▶ [The task]:
Read through the lines below and copy the ones holding the string "total".

■ ■ ■ ■ ■

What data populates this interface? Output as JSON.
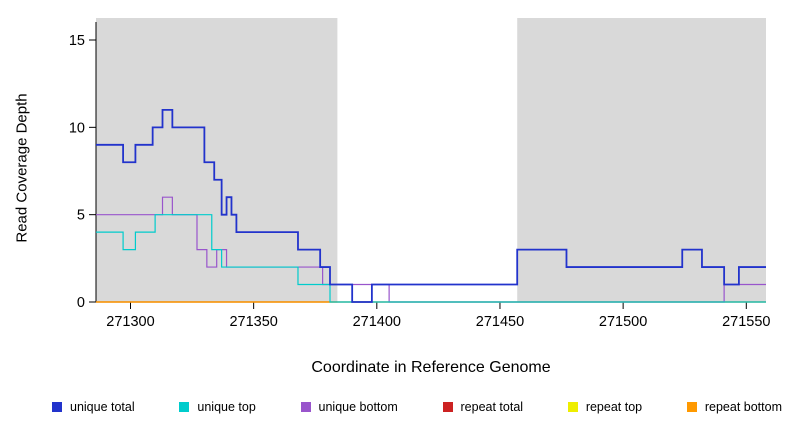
{
  "chart_data": {
    "type": "line",
    "subtype": "step",
    "title": "",
    "xlabel": "Coordinate in Reference Genome",
    "ylabel": "Read Coverage Depth",
    "xlim": [
      271286,
      271558
    ],
    "ylim": [
      0,
      15
    ],
    "xticks": [
      271300,
      271350,
      271400,
      271450,
      271500,
      271550
    ],
    "yticks": [
      0,
      5,
      10,
      15
    ],
    "grid": false,
    "legend_position": "bottom",
    "shaded_region_color": "#d9d9d9",
    "shaded_regions": [
      {
        "x0": 271286,
        "x1": 271384
      },
      {
        "x0": 271457,
        "x1": 271558
      }
    ],
    "series": [
      {
        "name": "repeat top",
        "color": "#eeee00",
        "lw": 1.2,
        "steps": [
          [
            271286,
            0
          ]
        ]
      },
      {
        "name": "repeat total",
        "color": "#cc2222",
        "lw": 1.2,
        "steps": [
          [
            271286,
            0
          ]
        ]
      },
      {
        "name": "repeat bottom",
        "color": "#ff9900",
        "lw": 1.2,
        "xend": 271384,
        "steps": [
          [
            271286,
            0
          ]
        ]
      },
      {
        "name": "unique bottom",
        "color": "#9955cc",
        "lw": 1.2,
        "steps": [
          [
            271286,
            5
          ],
          [
            271313,
            6
          ],
          [
            271317,
            5
          ],
          [
            271327,
            3
          ],
          [
            271331,
            2
          ],
          [
            271335,
            3
          ],
          [
            271339,
            2
          ],
          [
            271378,
            1
          ],
          [
            271405,
            0
          ],
          [
            271541,
            1
          ]
        ]
      },
      {
        "name": "unique top",
        "color": "#00cccc",
        "lw": 1.2,
        "steps": [
          [
            271286,
            4
          ],
          [
            271297,
            3
          ],
          [
            271302,
            4
          ],
          [
            271310,
            5
          ],
          [
            271333,
            3
          ],
          [
            271337,
            2
          ],
          [
            271368,
            1
          ],
          [
            271381,
            0
          ]
        ]
      },
      {
        "name": "unique total",
        "color": "#2233cc",
        "lw": 1.8,
        "steps": [
          [
            271286,
            9
          ],
          [
            271297,
            8
          ],
          [
            271302,
            9
          ],
          [
            271309,
            10
          ],
          [
            271313,
            11
          ],
          [
            271317,
            10
          ],
          [
            271330,
            8
          ],
          [
            271334,
            7
          ],
          [
            271337,
            5
          ],
          [
            271339,
            6
          ],
          [
            271341,
            5
          ],
          [
            271343,
            4
          ],
          [
            271368,
            3
          ],
          [
            271377,
            2
          ],
          [
            271381,
            1
          ],
          [
            271390,
            0
          ],
          [
            271398,
            1
          ],
          [
            271457,
            3
          ],
          [
            271477,
            2
          ],
          [
            271524,
            3
          ],
          [
            271532,
            2
          ],
          [
            271541,
            1
          ],
          [
            271547,
            2
          ]
        ]
      }
    ],
    "legend": [
      {
        "label": "unique total",
        "color": "#2233cc"
      },
      {
        "label": "unique top",
        "color": "#00cccc"
      },
      {
        "label": "unique bottom",
        "color": "#9955cc"
      },
      {
        "label": "repeat total",
        "color": "#cc2222"
      },
      {
        "label": "repeat top",
        "color": "#eeee00"
      },
      {
        "label": "repeat bottom",
        "color": "#ff9900"
      }
    ]
  }
}
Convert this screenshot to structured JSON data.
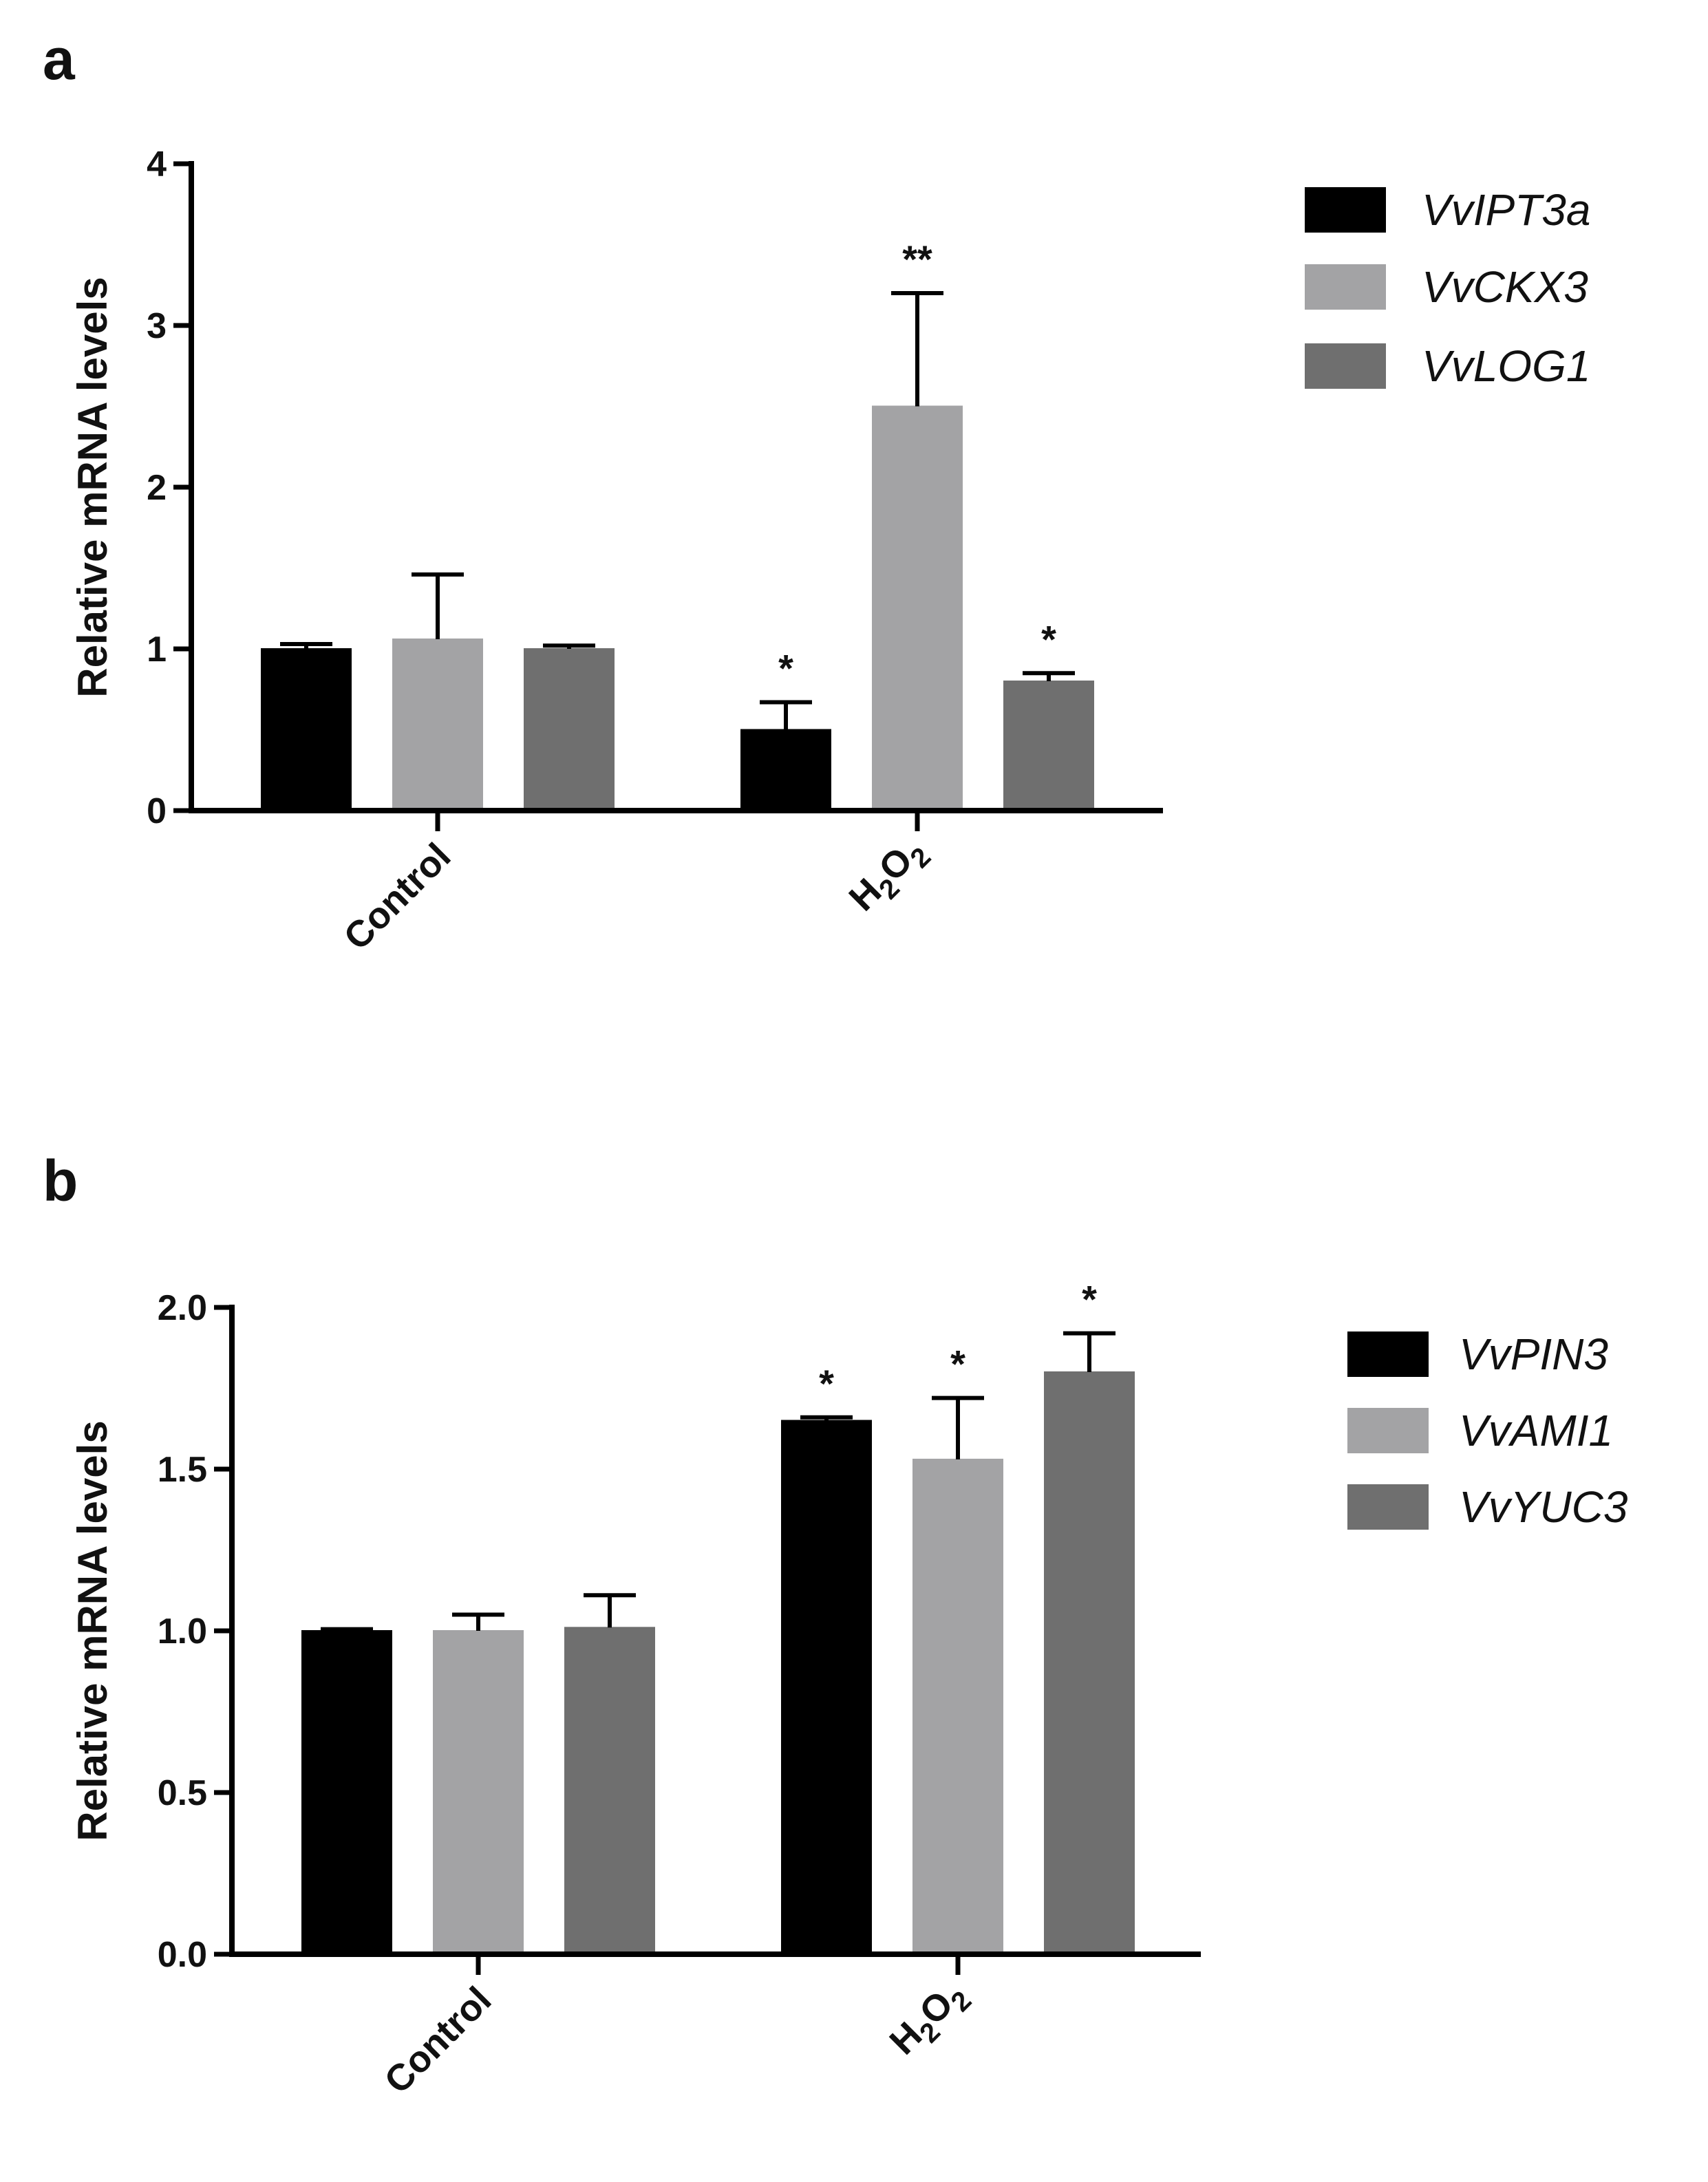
{
  "chart_data": [
    {
      "type": "bar",
      "panel": "a",
      "ylabel": "Relative mRNA levels",
      "xlabel": "",
      "ylim": [
        0,
        4
      ],
      "yticks": [
        0,
        1,
        2,
        3,
        4
      ],
      "ytick_labels": [
        "0",
        "1",
        "2",
        "3",
        "4"
      ],
      "categories": [
        "Control",
        "H2O2"
      ],
      "category_labels": [
        {
          "main": "Control",
          "parts": []
        },
        {
          "main": "",
          "parts": [
            {
              "t": "H",
              "sub": false
            },
            {
              "t": "2",
              "sub": true
            },
            {
              "t": "O",
              "sub": false
            },
            {
              "t": "2",
              "sub": true
            }
          ]
        }
      ],
      "legend_position": "top-right",
      "series": [
        {
          "name": "VvIPT3a",
          "color": "#000000",
          "values": [
            1.0,
            0.5
          ],
          "errors": [
            0.03,
            0.17
          ],
          "significance": [
            "",
            "*"
          ]
        },
        {
          "name": "VvCKX3",
          "color": "#a3a3a5",
          "values": [
            1.06,
            2.5
          ],
          "errors": [
            0.4,
            0.7
          ],
          "significance": [
            "",
            "**"
          ]
        },
        {
          "name": "VvLOG1",
          "color": "#6f6f6f",
          "values": [
            1.0,
            0.8
          ],
          "errors": [
            0.02,
            0.05
          ],
          "significance": [
            "",
            "*"
          ]
        }
      ]
    },
    {
      "type": "bar",
      "panel": "b",
      "ylabel": "Relative mRNA levels",
      "xlabel": "",
      "ylim": [
        0,
        2
      ],
      "yticks": [
        0,
        0.5,
        1.0,
        1.5,
        2.0
      ],
      "ytick_labels": [
        "0.0",
        "0.5",
        "1.0",
        "1.5",
        "2.0"
      ],
      "categories": [
        "Control",
        "H2O2"
      ],
      "category_labels": [
        {
          "main": "Control",
          "parts": []
        },
        {
          "main": "",
          "parts": [
            {
              "t": "H",
              "sub": false
            },
            {
              "t": "2",
              "sub": true
            },
            {
              "t": "O",
              "sub": false
            },
            {
              "t": "2",
              "sub": true
            }
          ]
        }
      ],
      "legend_position": "top-right",
      "series": [
        {
          "name": "VvPIN3",
          "color": "#000000",
          "values": [
            1.0,
            1.65
          ],
          "errors": [
            0.005,
            0.01
          ],
          "significance": [
            "",
            "*"
          ]
        },
        {
          "name": "VvAMI1",
          "color": "#a3a3a5",
          "values": [
            1.0,
            1.53
          ],
          "errors": [
            0.05,
            0.19
          ],
          "significance": [
            "",
            "*"
          ]
        },
        {
          "name": "VvYUC3",
          "color": "#6f6f6f",
          "values": [
            1.01,
            1.8
          ],
          "errors": [
            0.1,
            0.12
          ],
          "significance": [
            "",
            "*"
          ]
        }
      ]
    }
  ]
}
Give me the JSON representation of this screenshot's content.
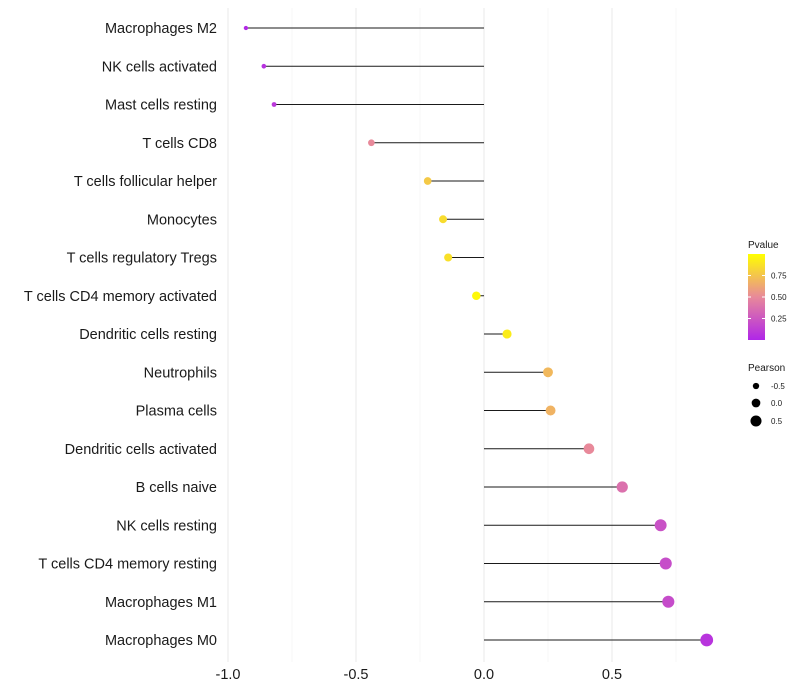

■ ■ ■ ■ ■

▶ [Answer to the exercise]:
        "name": "repeat total",
        "name": "unique total",
        "label": "unique total",
        "label": "repeat total",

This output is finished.